Task statement -
Turn everything in the data from the line containing "cell-empty: [155, 502, 657, 584]" down to the line containing "cell-br: A3_02: [72, 328, 155, 415]" into a JSON list of strings, one string per line, with no blank lines.

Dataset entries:
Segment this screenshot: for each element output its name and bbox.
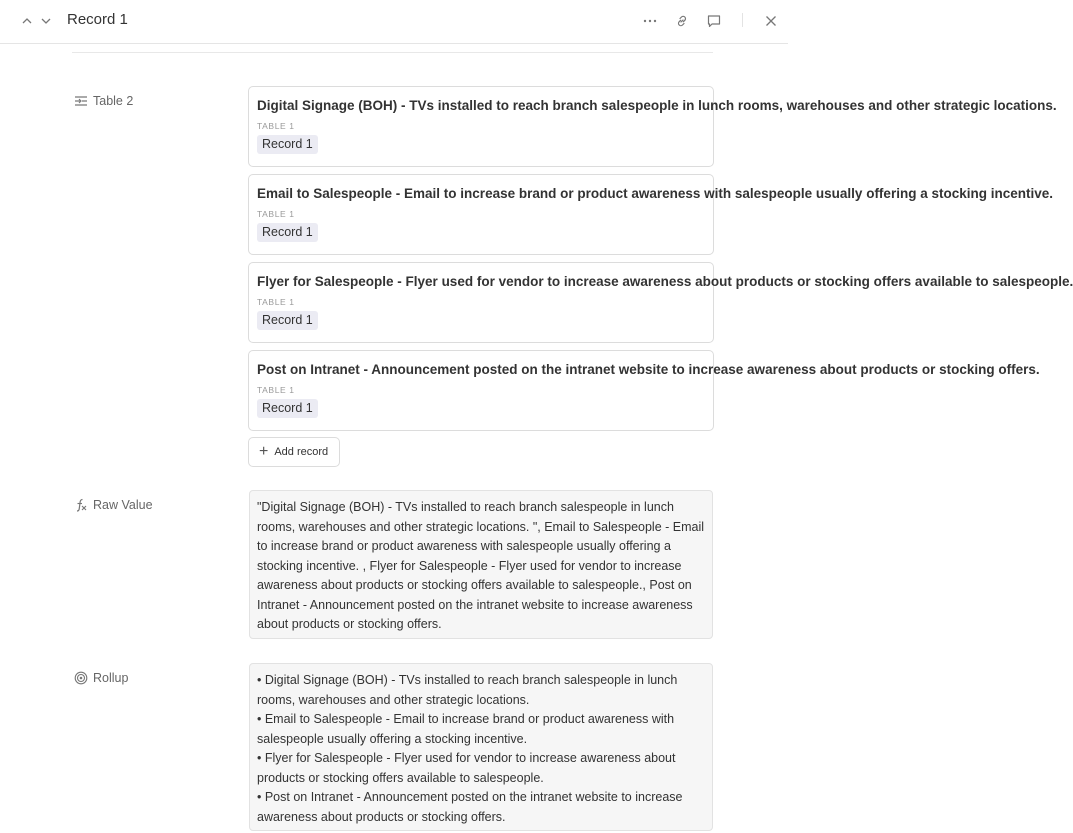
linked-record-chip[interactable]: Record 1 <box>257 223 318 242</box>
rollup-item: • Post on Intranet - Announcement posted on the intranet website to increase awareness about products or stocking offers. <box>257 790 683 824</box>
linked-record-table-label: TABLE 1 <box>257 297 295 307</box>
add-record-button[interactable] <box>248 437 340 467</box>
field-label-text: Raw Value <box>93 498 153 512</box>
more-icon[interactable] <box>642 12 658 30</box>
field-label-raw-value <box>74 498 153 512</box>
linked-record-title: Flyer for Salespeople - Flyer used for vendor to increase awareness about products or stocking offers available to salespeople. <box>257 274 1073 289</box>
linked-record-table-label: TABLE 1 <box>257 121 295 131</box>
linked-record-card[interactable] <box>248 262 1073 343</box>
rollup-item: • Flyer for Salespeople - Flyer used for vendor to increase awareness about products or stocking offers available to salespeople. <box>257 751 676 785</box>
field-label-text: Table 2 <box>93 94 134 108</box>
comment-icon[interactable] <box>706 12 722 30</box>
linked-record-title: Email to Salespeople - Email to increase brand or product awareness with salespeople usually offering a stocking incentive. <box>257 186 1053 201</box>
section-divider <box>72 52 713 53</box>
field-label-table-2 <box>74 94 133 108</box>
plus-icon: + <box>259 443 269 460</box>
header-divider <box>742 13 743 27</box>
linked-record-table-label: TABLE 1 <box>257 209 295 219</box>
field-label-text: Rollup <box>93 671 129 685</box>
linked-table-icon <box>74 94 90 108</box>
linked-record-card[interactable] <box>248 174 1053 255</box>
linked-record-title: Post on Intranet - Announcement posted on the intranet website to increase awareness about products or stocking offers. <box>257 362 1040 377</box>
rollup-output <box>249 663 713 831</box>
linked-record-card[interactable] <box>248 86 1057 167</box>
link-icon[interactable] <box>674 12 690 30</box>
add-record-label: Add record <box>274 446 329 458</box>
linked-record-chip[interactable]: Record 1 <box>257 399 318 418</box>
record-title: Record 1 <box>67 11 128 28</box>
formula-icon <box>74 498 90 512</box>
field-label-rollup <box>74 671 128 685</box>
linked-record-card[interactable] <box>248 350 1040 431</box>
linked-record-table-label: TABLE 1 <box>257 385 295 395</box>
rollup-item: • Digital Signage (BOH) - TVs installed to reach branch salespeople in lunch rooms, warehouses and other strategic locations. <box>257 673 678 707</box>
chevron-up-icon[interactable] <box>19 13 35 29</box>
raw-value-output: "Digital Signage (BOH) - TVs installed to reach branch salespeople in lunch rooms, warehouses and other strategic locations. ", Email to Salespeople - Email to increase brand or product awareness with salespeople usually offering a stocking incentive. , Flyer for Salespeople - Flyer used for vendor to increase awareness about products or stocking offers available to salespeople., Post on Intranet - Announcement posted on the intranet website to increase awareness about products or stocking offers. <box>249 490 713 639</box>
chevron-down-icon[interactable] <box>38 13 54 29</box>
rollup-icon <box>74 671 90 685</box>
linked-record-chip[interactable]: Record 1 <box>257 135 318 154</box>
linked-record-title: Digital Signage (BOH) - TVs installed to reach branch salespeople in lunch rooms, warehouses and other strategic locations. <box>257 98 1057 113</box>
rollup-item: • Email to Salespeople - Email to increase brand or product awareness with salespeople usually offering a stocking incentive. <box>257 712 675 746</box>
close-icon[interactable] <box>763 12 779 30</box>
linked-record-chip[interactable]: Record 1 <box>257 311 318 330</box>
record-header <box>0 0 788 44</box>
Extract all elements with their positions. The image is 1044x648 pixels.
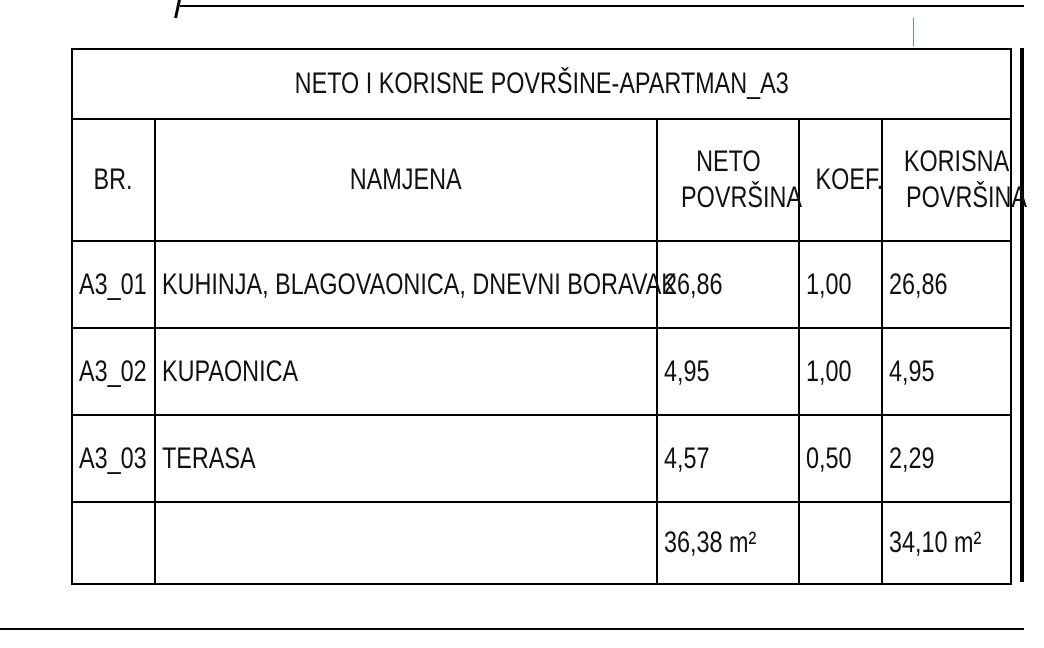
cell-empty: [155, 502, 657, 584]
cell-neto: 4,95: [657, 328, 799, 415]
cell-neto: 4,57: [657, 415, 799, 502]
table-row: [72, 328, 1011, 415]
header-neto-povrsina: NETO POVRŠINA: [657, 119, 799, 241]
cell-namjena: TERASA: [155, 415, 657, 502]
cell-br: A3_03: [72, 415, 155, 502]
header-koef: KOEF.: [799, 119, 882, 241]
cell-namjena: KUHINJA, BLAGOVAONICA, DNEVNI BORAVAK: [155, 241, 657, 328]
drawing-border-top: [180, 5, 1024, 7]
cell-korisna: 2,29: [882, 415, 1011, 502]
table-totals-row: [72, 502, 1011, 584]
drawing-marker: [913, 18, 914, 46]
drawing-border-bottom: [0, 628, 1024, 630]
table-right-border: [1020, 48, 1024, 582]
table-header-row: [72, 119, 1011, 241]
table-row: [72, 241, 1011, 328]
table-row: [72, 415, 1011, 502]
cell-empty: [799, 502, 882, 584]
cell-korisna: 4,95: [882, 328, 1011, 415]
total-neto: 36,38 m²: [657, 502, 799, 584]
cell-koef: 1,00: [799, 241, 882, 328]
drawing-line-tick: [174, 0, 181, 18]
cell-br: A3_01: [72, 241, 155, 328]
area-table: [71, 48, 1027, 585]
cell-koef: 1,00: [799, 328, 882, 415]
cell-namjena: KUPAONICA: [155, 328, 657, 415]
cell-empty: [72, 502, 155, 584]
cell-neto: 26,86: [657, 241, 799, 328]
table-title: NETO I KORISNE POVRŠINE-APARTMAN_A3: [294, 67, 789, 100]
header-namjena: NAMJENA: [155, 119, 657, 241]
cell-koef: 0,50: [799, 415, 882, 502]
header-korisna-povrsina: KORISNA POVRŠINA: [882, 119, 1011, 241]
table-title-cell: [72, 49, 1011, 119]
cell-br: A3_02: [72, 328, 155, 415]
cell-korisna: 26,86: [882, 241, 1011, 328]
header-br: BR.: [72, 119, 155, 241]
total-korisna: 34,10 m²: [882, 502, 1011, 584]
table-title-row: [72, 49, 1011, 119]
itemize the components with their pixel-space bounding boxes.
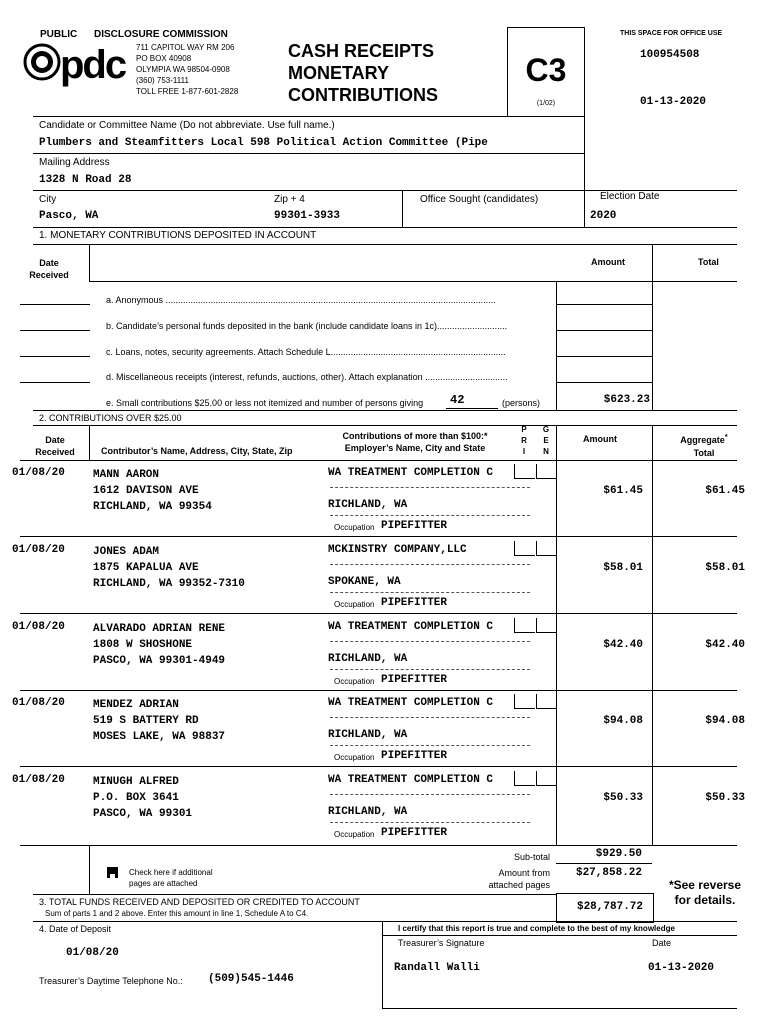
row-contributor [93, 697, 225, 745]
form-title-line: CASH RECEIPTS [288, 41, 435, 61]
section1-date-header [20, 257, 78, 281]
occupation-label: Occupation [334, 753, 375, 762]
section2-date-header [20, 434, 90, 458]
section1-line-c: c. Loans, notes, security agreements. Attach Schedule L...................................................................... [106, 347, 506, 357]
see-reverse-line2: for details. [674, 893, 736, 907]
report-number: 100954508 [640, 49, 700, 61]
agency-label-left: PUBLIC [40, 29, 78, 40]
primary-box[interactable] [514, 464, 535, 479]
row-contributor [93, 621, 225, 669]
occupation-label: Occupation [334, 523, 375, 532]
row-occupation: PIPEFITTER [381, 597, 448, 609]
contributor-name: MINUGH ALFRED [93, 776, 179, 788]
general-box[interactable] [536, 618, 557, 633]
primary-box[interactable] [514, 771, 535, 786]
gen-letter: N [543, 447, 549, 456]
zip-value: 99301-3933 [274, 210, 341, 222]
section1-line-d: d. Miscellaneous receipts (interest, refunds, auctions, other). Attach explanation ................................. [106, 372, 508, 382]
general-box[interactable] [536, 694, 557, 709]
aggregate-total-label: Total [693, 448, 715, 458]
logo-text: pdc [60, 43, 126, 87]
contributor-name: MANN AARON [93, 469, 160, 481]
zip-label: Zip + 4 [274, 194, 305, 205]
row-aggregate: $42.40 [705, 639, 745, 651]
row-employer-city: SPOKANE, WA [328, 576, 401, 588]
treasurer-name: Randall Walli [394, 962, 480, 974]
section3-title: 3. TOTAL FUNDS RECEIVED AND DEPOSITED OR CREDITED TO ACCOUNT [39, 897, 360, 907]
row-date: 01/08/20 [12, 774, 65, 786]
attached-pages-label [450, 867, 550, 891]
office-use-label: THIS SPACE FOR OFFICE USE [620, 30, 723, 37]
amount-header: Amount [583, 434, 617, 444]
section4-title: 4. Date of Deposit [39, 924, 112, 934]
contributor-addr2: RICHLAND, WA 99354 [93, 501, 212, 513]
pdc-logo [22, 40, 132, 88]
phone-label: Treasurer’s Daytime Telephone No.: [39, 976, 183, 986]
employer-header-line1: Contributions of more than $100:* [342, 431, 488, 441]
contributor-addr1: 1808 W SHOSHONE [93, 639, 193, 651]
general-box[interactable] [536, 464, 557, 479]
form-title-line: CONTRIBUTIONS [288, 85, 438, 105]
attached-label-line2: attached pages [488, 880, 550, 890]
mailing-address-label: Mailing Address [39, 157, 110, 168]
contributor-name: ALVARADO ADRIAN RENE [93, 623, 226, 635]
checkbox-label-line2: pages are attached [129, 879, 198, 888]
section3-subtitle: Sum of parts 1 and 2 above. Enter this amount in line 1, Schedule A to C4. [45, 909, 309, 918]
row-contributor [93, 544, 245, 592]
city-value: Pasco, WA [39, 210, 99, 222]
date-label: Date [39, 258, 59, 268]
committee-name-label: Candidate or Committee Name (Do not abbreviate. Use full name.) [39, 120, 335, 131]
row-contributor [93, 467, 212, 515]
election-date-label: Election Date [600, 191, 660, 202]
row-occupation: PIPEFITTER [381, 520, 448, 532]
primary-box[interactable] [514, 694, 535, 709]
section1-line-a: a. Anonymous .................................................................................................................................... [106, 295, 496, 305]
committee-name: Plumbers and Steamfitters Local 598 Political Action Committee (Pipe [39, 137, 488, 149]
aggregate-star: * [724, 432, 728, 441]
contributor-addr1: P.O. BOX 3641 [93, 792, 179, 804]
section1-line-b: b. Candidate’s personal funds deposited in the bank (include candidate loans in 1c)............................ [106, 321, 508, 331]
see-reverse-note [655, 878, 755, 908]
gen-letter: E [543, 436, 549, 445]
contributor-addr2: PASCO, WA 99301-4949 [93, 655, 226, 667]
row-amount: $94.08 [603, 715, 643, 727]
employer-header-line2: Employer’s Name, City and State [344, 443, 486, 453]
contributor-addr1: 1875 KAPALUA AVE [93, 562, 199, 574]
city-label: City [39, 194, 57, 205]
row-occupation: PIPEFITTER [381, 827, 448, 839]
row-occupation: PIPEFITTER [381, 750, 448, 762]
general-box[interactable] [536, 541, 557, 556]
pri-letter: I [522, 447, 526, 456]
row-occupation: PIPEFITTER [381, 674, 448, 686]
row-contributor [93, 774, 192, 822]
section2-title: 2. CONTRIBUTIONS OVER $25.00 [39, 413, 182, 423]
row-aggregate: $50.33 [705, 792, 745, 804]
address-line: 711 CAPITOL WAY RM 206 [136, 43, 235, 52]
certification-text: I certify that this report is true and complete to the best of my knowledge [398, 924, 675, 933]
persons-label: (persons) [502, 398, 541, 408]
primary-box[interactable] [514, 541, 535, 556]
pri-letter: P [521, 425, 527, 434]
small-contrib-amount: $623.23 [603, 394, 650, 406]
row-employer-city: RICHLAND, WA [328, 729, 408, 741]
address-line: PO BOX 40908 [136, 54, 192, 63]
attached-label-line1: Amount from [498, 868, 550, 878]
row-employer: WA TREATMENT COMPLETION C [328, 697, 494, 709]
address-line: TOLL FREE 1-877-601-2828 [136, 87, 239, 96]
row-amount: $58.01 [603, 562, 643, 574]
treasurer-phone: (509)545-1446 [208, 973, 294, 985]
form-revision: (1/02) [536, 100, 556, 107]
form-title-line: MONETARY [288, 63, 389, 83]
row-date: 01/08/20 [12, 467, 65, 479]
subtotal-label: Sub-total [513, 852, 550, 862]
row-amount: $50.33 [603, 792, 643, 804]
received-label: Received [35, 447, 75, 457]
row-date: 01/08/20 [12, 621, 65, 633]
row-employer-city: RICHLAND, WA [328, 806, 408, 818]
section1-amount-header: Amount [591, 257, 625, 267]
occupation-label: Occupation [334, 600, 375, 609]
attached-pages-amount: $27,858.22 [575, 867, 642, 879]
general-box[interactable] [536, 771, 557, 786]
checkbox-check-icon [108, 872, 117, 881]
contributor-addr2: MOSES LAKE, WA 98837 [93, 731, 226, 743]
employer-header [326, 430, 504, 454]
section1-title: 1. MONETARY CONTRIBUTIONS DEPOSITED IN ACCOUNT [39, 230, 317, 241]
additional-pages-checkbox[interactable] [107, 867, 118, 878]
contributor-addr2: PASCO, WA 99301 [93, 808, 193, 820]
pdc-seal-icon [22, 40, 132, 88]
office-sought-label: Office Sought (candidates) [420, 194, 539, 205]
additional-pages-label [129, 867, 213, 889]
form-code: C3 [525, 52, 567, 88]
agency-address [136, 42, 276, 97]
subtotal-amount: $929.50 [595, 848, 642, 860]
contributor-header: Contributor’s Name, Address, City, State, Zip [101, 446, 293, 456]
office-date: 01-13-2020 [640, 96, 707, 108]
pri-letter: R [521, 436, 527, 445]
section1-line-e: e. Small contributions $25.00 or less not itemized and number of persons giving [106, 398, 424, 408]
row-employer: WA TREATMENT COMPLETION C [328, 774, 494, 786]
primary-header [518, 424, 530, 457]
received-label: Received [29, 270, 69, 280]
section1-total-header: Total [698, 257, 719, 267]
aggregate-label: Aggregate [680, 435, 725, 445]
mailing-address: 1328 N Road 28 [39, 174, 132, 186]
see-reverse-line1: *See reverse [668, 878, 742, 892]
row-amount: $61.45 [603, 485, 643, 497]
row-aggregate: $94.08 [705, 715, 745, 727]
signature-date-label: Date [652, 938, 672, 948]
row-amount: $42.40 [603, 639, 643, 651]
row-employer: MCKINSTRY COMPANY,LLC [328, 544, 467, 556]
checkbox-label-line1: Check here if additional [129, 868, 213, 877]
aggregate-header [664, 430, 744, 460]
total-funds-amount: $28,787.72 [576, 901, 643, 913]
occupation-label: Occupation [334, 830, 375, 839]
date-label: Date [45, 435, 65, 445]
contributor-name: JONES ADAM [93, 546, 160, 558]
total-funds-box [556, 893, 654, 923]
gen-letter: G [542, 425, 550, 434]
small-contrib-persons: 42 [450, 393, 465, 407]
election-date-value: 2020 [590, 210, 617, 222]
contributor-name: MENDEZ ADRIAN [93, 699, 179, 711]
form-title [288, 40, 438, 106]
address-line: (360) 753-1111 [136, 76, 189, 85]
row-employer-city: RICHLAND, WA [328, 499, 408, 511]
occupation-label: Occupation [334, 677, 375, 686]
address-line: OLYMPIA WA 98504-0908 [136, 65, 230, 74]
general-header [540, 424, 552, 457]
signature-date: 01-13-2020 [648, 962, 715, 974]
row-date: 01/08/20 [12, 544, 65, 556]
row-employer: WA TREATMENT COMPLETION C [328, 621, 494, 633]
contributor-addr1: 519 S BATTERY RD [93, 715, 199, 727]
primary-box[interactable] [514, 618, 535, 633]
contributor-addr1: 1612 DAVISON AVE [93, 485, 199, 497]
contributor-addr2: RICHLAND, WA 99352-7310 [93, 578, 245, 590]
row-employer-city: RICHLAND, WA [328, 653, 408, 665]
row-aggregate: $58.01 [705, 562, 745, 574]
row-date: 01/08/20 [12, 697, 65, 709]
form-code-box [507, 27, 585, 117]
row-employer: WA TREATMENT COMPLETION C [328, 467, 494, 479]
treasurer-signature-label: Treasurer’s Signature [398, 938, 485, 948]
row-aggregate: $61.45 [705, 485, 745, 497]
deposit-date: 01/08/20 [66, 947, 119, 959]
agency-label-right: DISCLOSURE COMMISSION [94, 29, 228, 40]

Task answer -
[
  "cell-empty: [155, 502, 657, 584]",
  "cell-neto: 4,95: [657, 328, 799, 415]",
  "cell-neto: 4,57: [657, 415, 799, 502]",
  "table-row: [72, 328, 1011, 415]",
  "header-neto-povrsina: NETO POVRŠINA: [657, 119, 799, 241]",
  "cell-namjena: TERASA: [155, 415, 657, 502]",
  "cell-br: A3_03: [72, 415, 155, 502]",
  "header-koef: KOEF.: [799, 119, 882, 241]",
  "cell-namjena: KUHINJA, BLAGOVAONICA, DNEVNI BORAVAK: [155, 241, 657, 328]",
  "drawing-border-top: [180, 5, 1024, 7]",
  "cell-korisna: 2,29: [882, 415, 1011, 502]",
  "table-totals-row: [72, 502, 1011, 584]",
  "drawing-marker: [913, 18, 914, 46]",
  "drawing-border-bottom: [0, 628, 1024, 630]",
  "table-right-border: [1020, 48, 1024, 582]",
  "table-header-row: [72, 119, 1011, 241]",
  "table-row: [72, 241, 1011, 328]",
  "table-row: [72, 415, 1011, 502]",
  "cell-empty: [799, 502, 882, 584]",
  "cell-korisna: 4,95: [882, 328, 1011, 415]",
  "total-neto: 36,38 m²: [657, 502, 799, 584]",
  "cell-koef: 1,00: [799, 241, 882, 328]",
  "drawing-line-tick: [174, 0, 181, 18]",
  "cell-br: A3_01: [72, 241, 155, 328]",
  "area-table: [71, 48, 1027, 585]",
  "cell-koef: 1,00: [799, 328, 882, 415]",
  "cell-namjena: KUPAONICA: [155, 328, 657, 415]",
  "cell-empty: [72, 502, 155, 584]",
  "cell-neto: 26,86: [657, 241, 799, 328]",
  "table-title: NETO I KORISNE POVRŠINE-APARTMAN_A3: [294, 67, 789, 100]",
  "header-namjena: NAMJENA: [155, 119, 657, 241]",
  "cell-koef: 0,50: [799, 415, 882, 502]",
  "header-korisna-povrsina: KORISNA POVRŠINA: [882, 119, 1011, 241]",
  "table-title-cell: [72, 49, 1011, 119]",
  "cell-br: A3_02: [72, 328, 155, 415]"
]